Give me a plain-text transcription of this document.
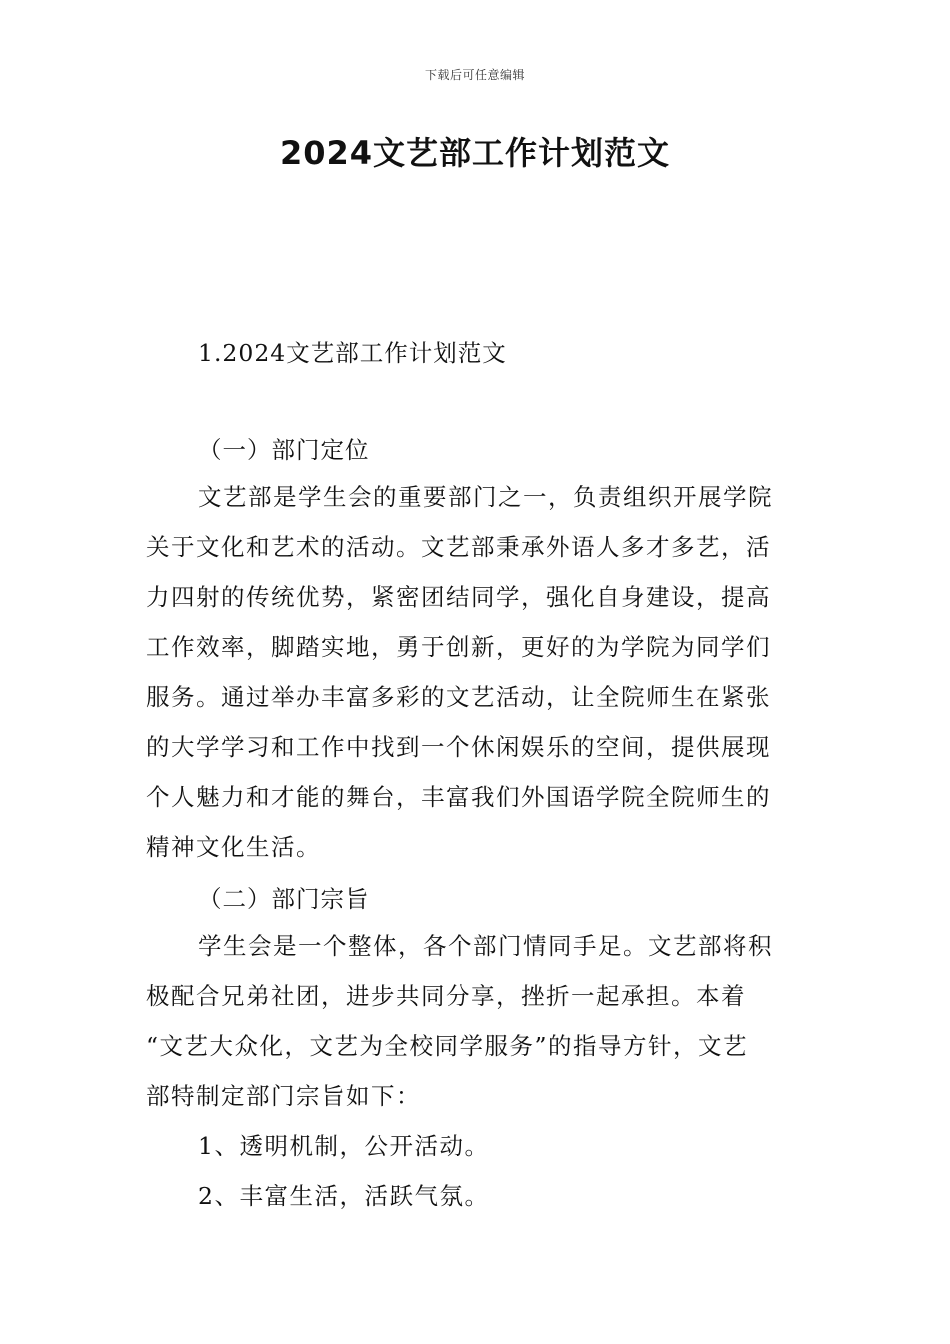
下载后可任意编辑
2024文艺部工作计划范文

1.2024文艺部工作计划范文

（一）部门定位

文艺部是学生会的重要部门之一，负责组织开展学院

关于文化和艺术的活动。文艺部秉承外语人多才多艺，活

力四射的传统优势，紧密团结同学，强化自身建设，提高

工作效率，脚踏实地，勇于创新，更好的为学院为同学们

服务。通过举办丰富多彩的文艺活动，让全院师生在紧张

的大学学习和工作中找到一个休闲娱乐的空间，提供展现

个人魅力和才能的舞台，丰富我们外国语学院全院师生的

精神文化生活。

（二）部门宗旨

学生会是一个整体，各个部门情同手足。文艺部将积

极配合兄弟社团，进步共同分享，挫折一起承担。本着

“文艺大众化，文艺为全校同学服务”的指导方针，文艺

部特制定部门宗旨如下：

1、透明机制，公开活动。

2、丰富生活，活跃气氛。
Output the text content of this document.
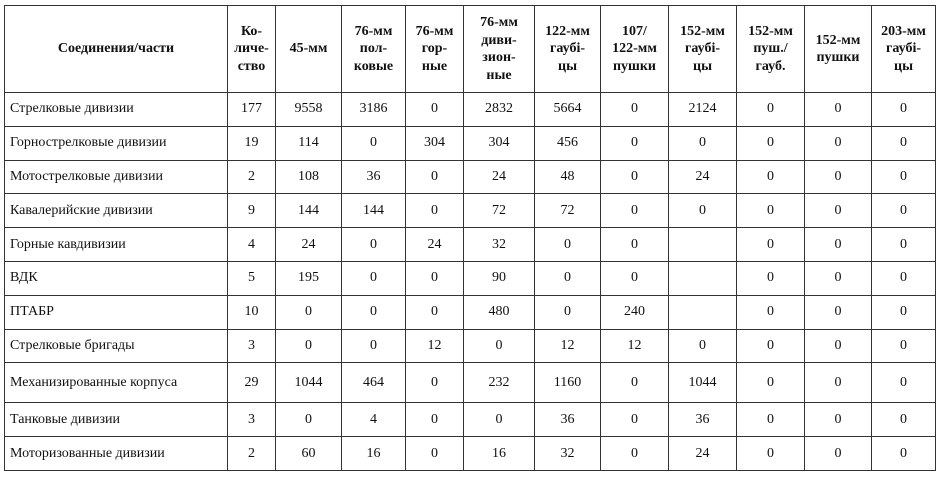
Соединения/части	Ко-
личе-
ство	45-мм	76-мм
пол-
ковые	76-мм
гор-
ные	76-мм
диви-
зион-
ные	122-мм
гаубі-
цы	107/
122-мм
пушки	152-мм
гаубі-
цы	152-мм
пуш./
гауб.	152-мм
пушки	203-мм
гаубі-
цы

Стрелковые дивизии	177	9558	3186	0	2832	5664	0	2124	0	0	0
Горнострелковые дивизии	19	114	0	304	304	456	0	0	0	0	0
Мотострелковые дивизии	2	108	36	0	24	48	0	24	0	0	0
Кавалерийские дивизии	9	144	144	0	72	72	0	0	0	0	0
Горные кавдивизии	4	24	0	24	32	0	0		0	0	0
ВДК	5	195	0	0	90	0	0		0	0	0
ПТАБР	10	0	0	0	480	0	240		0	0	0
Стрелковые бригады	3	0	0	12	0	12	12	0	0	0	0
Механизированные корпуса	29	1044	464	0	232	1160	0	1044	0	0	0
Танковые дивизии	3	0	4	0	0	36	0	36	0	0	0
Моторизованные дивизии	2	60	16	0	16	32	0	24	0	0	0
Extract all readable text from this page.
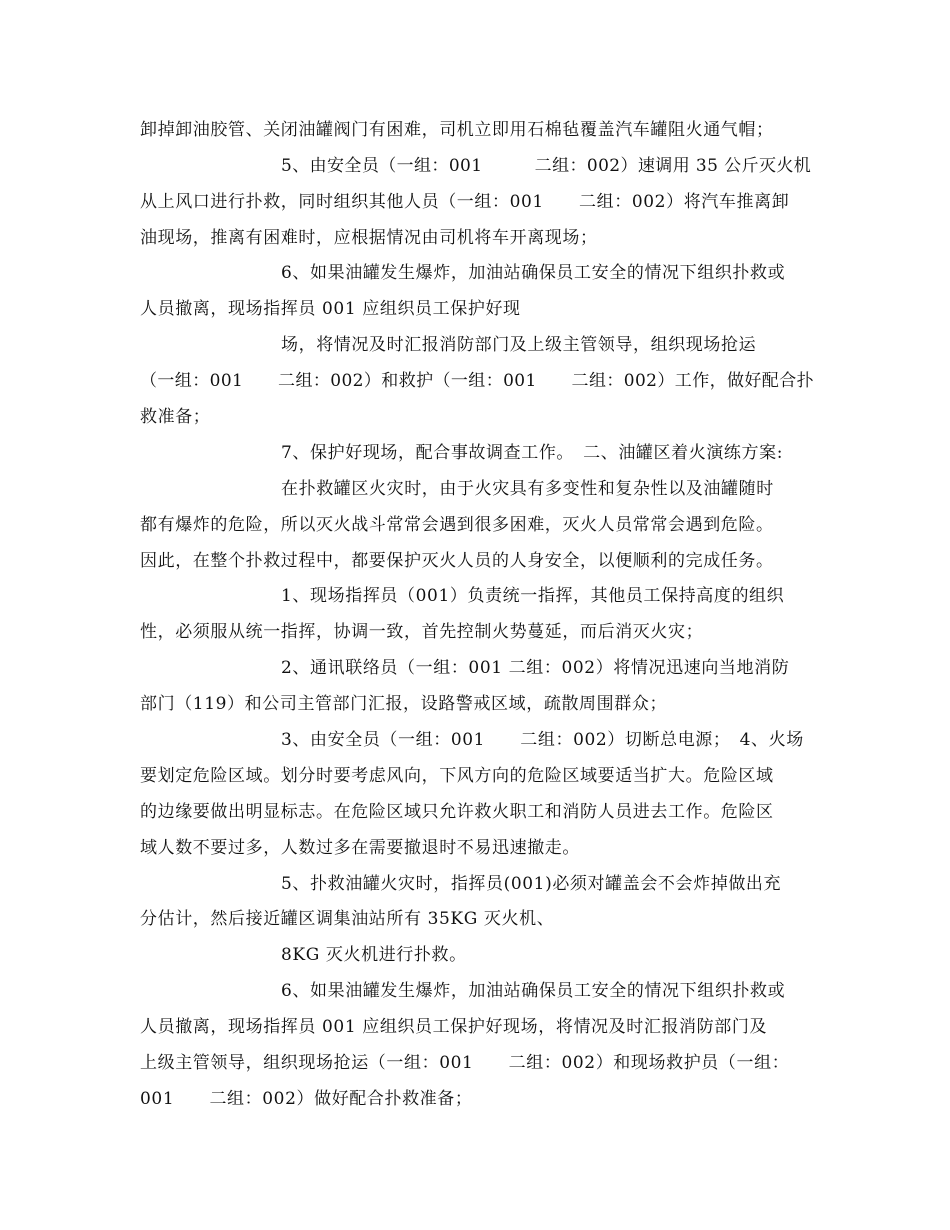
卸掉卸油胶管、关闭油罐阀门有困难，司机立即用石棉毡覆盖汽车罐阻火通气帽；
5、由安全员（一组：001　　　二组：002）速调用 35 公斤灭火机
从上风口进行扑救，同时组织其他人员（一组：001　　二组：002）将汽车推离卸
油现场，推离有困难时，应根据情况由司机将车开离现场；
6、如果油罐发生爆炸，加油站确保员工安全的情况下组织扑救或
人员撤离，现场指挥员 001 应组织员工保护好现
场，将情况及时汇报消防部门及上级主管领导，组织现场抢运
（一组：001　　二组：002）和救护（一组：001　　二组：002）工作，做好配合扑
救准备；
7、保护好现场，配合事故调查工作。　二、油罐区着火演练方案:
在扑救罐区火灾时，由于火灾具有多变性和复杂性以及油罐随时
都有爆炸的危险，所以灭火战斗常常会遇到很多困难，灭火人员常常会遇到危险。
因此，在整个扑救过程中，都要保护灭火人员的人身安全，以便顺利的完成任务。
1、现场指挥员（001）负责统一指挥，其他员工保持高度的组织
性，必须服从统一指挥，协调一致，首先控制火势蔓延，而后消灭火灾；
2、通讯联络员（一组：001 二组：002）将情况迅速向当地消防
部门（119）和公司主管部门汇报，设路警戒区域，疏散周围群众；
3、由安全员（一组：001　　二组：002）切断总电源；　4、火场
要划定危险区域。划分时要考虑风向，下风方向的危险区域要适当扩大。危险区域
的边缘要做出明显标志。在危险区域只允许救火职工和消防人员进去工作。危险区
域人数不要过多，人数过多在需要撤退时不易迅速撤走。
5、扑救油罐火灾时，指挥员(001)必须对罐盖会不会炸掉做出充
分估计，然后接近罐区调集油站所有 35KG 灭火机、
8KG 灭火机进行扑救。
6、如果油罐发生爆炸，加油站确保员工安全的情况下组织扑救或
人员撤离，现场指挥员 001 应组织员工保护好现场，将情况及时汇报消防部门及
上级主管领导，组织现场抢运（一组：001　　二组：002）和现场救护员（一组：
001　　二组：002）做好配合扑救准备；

○ ○ ○ ○ ○ ○ ○

DIRECTION: Leave the pictures out and output the rest of the listing exactly.

SOLUTION TO THIS EXERCISE:
Give me a plain-text transcription of this document.
下载后可任意编辑
2024文艺部工作计划范文

1.2024文艺部工作计划范文

（一）部门定位

文艺部是学生会的重要部门之一，负责组织开展学院

关于文化和艺术的活动。文艺部秉承外语人多才多艺，活

力四射的传统优势，紧密团结同学，强化自身建设，提高

工作效率，脚踏实地，勇于创新，更好的为学院为同学们

服务。通过举办丰富多彩的文艺活动，让全院师生在紧张

的大学学习和工作中找到一个休闲娱乐的空间，提供展现

个人魅力和才能的舞台，丰富我们外国语学院全院师生的

精神文化生活。

（二）部门宗旨

学生会是一个整体，各个部门情同手足。文艺部将积

极配合兄弟社团，进步共同分享，挫折一起承担。本着

“文艺大众化，文艺为全校同学服务”的指导方针，文艺

部特制定部门宗旨如下：

1、透明机制，公开活动。

2、丰富生活，活跃气氛。
Output the text content of this document.
Соединения/части	Ко-
личе-
ство	45-мм	76-мм
пол-
ковые	76-мм
гор-
ные	76-мм
диви-
зион-
ные	122-мм
гаубі-
цы	107/
122-мм
пушки	152-мм
гаубі-
цы	152-мм
пуш./
гауб.	152-мм
пушки	203-мм
гаубі-
цы

Стрелковые дивизии	177	9558	3186	0	2832	5664	0	2124	0	0	0
Горнострелковые дивизии	19	114	0	304	304	456	0	0	0	0	0
Мотострелковые дивизии	2	108	36	0	24	48	0	24	0	0	0
Кавалерийские дивизии	9	144	144	0	72	72	0	0	0	0	0
Горные кавдивизии	4	24	0	24	32	0	0		0	0	0
ВДК	5	195	0	0	90	0	0		0	0	0
ПТАБР	10	0	0	0	480	0	240		0	0	0
Стрелковые бригады	3	0	0	12	0	12	12	0	0	0	0
Механизированные корпуса	29	1044	464	0	232	1160	0	1044	0	0	0
Танковые дивизии	3	0	4	0	0	36	0	36	0	0	0
Моторизованные дивизии	2	60	16	0	16	32	0	24	0	0	0
Extract all readable text from this page.
卸掉卸油胶管、关闭油罐阀门有困难，司机立即用石棉毡覆盖汽车罐阻火通气帽；
5、由安全员（一组：001　　　二组：002）速调用 35 公斤灭火机
从上风口进行扑救，同时组织其他人员（一组：001　　二组：002）将汽车推离卸
油现场，推离有困难时，应根据情况由司机将车开离现场；
6、如果油罐发生爆炸，加油站确保员工安全的情况下组织扑救或
人员撤离，现场指挥员 001 应组织员工保护好现
场，将情况及时汇报消防部门及上级主管领导，组织现场抢运
（一组：001　　二组：002）和救护（一组：001　　二组：002）工作，做好配合扑
救准备；
7、保护好现场，配合事故调查工作。　二、油罐区着火演练方案:
在扑救罐区火灾时，由于火灾具有多变性和复杂性以及油罐随时
都有爆炸的危险，所以灭火战斗常常会遇到很多困难，灭火人员常常会遇到危险。
因此，在整个扑救过程中，都要保护灭火人员的人身安全，以便顺利的完成任务。
1、现场指挥员（001）负责统一指挥，其他员工保持高度的组织
性，必须服从统一指挥，协调一致，首先控制火势蔓延，而后消灭火灾；
2、通讯联络员（一组：001 二组：002）将情况迅速向当地消防
部门（119）和公司主管部门汇报，设路警戒区域，疏散周围群众；
3、由安全员（一组：001　　二组：002）切断总电源；　4、火场
要划定危险区域。划分时要考虑风向，下风方向的危险区域要适当扩大。危险区域
的边缘要做出明显标志。在危险区域只允许救火职工和消防人员进去工作。危险区
域人数不要过多，人数过多在需要撤退时不易迅速撤走。
5、扑救油罐火灾时，指挥员(001)必须对罐盖会不会炸掉做出充
分估计，然后接近罐区调集油站所有 35KG 灭火机、
8KG 灭火机进行扑救。
6、如果油罐发生爆炸，加油站确保员工安全的情况下组织扑救或
人员撤离，现场指挥员 001 应组织员工保护好现场，将情况及时汇报消防部门及
上级主管领导，组织现场抢运（一组：001　　二组：002）和现场救护员（一组：
001　　二组：002）做好配合扑救准备；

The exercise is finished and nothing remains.